▶ [To be done]
Write out again only the lines running from the one that contains "Parse this chart and return its data as JSON." to the end of the records below, including both the first and the last.

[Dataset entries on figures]
"""

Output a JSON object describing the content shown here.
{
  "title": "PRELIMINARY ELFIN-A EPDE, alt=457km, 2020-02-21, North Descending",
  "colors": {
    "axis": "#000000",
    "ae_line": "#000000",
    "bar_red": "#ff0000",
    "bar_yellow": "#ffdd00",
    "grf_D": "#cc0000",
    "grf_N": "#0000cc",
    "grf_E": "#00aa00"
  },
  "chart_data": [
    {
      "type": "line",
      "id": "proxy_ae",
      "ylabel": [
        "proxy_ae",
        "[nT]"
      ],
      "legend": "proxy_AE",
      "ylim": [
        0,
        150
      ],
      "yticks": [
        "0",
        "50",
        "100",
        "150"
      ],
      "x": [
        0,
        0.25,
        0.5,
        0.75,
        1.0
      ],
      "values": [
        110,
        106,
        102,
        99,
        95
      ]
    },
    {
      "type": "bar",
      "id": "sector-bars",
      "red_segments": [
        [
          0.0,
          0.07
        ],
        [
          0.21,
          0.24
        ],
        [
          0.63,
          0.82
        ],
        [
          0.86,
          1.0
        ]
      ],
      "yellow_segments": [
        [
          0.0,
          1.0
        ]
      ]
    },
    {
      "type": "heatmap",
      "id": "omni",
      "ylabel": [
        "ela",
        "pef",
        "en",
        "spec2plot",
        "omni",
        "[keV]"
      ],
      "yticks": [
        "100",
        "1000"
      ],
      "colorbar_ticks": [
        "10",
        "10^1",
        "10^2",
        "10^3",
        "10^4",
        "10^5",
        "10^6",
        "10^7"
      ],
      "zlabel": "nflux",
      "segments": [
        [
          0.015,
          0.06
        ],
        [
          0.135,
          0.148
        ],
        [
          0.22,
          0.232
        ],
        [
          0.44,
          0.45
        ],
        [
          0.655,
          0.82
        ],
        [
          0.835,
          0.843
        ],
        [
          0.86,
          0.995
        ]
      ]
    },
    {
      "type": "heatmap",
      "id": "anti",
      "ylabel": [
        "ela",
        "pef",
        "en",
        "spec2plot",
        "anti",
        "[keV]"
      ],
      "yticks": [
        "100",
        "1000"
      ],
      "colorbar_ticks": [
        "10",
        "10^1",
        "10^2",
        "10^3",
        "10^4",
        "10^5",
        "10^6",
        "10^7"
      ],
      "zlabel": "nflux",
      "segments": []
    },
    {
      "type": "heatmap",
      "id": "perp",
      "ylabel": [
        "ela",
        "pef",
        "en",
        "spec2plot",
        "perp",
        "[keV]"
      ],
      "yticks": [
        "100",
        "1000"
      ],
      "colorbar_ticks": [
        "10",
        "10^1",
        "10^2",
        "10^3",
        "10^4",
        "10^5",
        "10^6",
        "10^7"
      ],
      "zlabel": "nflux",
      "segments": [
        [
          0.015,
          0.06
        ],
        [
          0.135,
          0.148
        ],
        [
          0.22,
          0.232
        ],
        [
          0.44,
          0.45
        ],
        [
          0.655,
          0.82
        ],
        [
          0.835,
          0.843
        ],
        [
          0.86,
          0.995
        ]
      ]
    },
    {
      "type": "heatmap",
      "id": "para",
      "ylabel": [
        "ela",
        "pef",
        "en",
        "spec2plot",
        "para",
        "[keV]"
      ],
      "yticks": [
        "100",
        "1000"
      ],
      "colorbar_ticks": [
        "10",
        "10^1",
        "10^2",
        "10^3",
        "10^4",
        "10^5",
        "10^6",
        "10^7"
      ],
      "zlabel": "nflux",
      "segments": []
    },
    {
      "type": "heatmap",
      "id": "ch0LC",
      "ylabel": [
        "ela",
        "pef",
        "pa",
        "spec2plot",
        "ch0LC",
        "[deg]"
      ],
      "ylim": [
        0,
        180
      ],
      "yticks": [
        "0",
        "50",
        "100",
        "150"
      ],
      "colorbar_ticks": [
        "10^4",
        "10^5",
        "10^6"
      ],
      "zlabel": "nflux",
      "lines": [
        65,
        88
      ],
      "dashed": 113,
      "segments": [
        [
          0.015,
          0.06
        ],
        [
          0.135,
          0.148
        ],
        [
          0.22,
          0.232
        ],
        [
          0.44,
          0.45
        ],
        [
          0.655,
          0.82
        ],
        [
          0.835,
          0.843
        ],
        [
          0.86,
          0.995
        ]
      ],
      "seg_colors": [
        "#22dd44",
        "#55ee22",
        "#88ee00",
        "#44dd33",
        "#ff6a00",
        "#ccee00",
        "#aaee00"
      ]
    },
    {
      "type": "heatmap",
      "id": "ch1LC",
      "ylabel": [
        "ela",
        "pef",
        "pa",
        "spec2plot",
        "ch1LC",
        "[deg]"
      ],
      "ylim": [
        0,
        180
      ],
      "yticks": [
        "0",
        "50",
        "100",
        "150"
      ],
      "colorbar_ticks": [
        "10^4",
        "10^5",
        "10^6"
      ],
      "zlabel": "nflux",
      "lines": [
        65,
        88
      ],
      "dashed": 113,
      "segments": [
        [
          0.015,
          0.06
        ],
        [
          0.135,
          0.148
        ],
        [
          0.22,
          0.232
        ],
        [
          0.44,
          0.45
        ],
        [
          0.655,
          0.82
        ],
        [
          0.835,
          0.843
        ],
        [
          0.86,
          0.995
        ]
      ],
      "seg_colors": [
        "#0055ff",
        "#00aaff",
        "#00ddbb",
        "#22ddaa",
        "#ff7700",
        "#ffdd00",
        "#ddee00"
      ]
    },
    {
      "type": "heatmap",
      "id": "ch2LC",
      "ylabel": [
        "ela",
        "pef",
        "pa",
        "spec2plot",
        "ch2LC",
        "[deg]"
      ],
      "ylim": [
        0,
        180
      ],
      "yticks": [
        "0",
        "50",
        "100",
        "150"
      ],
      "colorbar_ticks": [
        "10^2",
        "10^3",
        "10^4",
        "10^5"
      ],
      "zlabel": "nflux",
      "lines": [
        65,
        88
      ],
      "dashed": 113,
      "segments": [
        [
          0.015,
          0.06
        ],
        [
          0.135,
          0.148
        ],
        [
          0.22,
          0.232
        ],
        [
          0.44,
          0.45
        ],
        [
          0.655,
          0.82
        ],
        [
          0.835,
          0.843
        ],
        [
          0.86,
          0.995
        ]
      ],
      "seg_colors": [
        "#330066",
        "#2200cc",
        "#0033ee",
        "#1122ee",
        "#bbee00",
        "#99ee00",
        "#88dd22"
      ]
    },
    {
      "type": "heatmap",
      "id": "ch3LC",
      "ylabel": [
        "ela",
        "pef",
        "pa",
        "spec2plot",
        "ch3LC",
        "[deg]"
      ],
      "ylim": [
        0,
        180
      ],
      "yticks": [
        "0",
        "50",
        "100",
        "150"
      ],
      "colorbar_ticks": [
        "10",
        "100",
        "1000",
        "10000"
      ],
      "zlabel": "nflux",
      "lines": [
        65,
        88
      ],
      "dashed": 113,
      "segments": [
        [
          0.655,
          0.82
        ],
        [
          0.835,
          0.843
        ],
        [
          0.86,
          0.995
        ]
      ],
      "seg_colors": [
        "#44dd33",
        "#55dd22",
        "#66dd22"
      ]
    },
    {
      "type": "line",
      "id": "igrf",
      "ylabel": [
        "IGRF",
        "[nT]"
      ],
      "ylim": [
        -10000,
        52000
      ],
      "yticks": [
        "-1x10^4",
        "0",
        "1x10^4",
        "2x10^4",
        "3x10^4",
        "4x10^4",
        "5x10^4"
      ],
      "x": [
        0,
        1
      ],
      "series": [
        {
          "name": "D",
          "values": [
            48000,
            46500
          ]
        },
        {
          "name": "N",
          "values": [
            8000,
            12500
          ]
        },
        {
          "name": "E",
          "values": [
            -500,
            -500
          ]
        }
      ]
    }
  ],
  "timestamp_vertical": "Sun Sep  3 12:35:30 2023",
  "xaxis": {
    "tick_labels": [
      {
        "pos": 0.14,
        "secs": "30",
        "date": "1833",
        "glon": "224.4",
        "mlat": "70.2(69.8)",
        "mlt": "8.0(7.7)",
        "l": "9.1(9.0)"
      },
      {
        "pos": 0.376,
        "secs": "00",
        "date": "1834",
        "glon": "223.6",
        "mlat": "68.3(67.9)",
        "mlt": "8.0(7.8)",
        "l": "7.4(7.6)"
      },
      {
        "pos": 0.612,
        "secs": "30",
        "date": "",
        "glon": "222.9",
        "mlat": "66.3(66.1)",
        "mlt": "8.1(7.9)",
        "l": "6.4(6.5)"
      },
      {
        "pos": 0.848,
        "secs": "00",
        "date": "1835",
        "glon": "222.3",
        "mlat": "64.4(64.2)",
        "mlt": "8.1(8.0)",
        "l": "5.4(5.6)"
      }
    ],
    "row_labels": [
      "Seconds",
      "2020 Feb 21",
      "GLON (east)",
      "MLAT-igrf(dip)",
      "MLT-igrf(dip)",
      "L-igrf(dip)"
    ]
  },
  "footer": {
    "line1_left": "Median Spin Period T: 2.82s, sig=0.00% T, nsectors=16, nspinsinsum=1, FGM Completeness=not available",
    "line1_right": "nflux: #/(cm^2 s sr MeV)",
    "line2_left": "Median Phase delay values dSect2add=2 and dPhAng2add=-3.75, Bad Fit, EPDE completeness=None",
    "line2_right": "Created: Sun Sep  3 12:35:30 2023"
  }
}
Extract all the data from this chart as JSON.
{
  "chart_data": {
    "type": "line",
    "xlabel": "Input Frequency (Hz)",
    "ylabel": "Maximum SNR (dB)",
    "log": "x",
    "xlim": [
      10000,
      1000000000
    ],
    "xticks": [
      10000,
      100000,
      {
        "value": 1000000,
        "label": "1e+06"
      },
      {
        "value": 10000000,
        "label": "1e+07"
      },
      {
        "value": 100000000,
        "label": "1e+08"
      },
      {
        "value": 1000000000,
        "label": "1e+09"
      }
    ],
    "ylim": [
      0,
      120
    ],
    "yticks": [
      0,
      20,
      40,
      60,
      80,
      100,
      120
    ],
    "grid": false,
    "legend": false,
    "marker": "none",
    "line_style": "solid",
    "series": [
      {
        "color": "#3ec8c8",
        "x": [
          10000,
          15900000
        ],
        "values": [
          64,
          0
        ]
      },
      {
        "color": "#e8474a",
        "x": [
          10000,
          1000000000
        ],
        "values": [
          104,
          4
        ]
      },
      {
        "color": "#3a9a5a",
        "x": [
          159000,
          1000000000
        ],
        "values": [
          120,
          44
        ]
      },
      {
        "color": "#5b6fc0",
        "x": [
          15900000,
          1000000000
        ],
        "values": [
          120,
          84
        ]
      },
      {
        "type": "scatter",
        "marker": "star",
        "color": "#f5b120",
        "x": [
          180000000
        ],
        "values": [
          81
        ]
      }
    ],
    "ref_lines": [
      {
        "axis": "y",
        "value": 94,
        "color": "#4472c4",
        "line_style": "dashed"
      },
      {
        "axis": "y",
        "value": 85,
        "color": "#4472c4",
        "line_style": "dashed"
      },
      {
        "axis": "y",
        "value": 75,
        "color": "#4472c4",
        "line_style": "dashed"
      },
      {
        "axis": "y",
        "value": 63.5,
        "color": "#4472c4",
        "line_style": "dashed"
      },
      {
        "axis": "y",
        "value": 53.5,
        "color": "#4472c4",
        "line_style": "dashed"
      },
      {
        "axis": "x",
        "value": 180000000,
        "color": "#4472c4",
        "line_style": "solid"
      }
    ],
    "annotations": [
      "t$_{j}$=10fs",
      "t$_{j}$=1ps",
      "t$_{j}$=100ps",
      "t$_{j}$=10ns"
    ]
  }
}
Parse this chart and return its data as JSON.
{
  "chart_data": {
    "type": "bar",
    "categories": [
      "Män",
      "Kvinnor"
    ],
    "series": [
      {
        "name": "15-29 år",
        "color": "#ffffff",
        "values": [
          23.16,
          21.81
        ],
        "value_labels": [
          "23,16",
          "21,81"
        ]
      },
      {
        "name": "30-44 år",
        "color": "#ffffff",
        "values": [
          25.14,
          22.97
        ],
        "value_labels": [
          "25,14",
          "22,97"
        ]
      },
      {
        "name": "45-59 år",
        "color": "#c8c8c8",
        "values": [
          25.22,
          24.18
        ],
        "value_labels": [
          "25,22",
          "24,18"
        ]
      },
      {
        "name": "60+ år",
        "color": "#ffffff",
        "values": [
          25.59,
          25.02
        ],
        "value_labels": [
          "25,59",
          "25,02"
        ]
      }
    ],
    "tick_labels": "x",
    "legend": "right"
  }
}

"""

▶ [Problem solution]
Parse this chart and return its data as JSON.
{
  "chart_data": {
    "type": "bar",
    "categories": [
      "Män",
      "Kvinnor"
    ],
    "series": [
      {
        "name": "15-29 år",
        "color": "#ffffff",
        "values": [
          23.16,
          21.81
        ],
        "value_labels": [
          "23,16",
          "21,81"
        ]
      },
      {
        "name": "30-44 år",
        "color": "#ffffff",
        "values": [
          25.14,
          22.97
        ],
        "value_labels": [
          "25,14",
          "22,97"
        ]
      },
      {
        "name": "45-59 år",
        "color": "#c8c8c8",
        "values": [
          25.22,
          24.18
        ],
        "value_labels": [
          "25,22",
          "24,18"
        ]
      },
      {
        "name": "60+ år",
        "color": "#ffffff",
        "values": [
          25.59,
          25.02
        ],
        "value_labels": [
          "25,59",
          "25,02"
        ]
      }
    ],
    "tick_labels": "x",
    "legend": "right"
  }
}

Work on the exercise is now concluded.